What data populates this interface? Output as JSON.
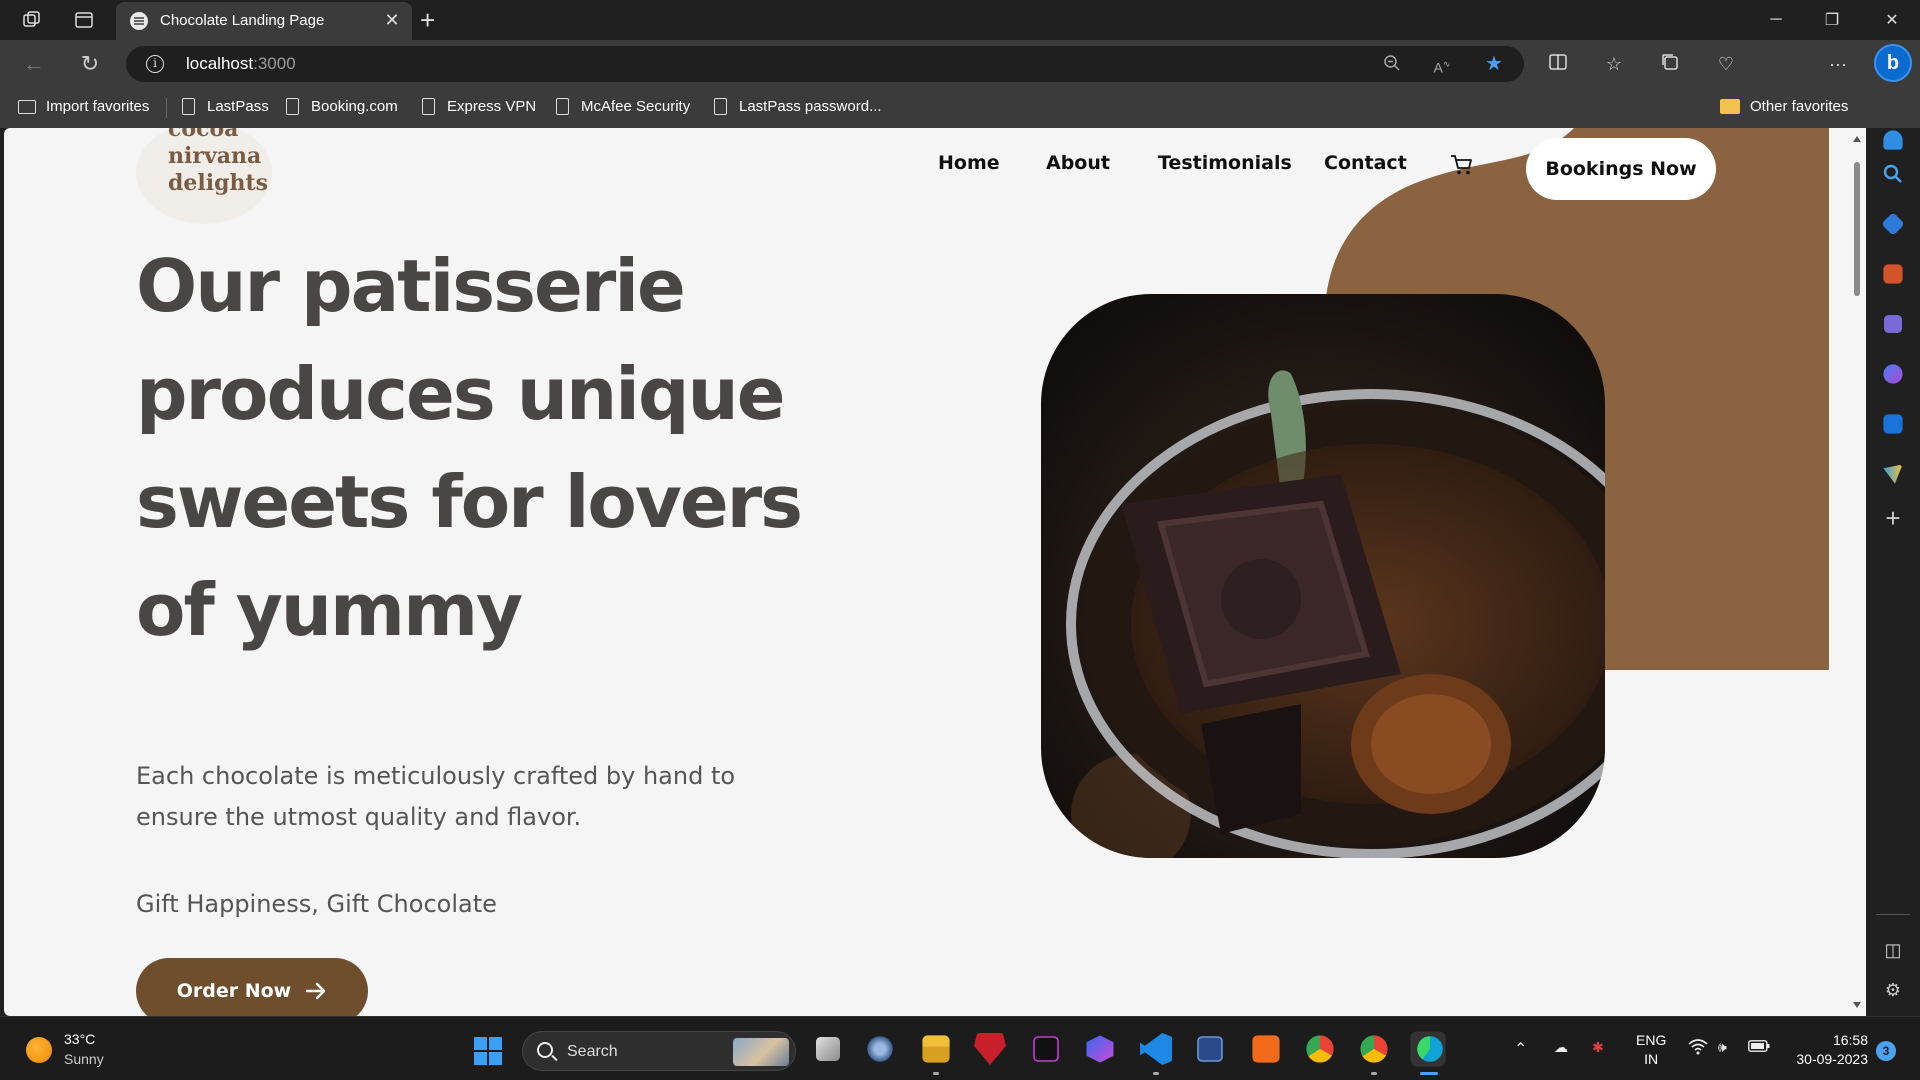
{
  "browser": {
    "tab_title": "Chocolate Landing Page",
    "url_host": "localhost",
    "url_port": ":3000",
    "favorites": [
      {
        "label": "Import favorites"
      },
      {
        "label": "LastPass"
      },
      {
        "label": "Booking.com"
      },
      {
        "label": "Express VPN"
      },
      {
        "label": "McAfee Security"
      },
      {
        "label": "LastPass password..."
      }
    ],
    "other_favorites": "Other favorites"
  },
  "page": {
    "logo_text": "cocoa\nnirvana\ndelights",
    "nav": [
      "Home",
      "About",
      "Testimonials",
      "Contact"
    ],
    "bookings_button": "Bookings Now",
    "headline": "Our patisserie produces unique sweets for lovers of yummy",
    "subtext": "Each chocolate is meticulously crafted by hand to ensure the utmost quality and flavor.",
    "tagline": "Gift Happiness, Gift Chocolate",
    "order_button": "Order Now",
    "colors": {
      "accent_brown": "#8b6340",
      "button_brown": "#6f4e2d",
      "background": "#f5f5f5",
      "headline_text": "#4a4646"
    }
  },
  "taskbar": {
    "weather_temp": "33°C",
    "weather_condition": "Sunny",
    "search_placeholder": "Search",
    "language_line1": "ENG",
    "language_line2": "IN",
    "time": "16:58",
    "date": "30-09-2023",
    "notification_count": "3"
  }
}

+ + + + + + +

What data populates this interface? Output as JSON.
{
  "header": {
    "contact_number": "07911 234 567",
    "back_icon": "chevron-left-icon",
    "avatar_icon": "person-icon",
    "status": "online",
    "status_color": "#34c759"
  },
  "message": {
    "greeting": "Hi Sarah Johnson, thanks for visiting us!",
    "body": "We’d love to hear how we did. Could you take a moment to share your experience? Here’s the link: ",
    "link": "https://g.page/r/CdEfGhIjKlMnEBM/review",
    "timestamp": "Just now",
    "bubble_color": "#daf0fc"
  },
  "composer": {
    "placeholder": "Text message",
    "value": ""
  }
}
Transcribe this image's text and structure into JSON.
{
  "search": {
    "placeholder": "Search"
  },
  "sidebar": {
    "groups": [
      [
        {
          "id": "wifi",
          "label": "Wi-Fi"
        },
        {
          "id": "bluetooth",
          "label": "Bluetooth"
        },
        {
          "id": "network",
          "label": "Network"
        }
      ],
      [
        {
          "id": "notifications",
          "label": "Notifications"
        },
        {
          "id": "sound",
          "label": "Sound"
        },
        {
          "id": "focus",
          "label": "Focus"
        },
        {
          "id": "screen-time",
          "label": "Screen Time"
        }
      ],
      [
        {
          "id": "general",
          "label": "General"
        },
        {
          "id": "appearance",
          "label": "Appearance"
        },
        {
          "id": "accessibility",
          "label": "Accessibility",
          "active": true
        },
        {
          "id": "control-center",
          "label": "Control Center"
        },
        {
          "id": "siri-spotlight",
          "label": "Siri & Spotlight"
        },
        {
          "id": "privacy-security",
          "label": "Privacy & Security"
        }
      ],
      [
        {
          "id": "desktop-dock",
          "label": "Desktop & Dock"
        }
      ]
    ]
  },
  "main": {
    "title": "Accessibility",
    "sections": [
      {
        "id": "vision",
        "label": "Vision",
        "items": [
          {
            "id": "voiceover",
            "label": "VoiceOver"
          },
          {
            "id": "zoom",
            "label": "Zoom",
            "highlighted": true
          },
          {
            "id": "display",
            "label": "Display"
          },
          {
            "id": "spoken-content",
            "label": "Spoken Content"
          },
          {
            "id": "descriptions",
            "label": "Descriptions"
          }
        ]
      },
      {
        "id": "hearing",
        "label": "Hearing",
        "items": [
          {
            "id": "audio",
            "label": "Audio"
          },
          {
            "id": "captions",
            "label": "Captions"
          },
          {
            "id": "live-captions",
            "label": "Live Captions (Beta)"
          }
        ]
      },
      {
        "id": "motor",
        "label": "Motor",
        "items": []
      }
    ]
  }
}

+ + + + + + +

What needs to be done = Go through the material and copy out every line with "icon" in it.

Solved problem =
    "back_icon": "chevron-left-icon",
    "avatar_icon": "person-icon",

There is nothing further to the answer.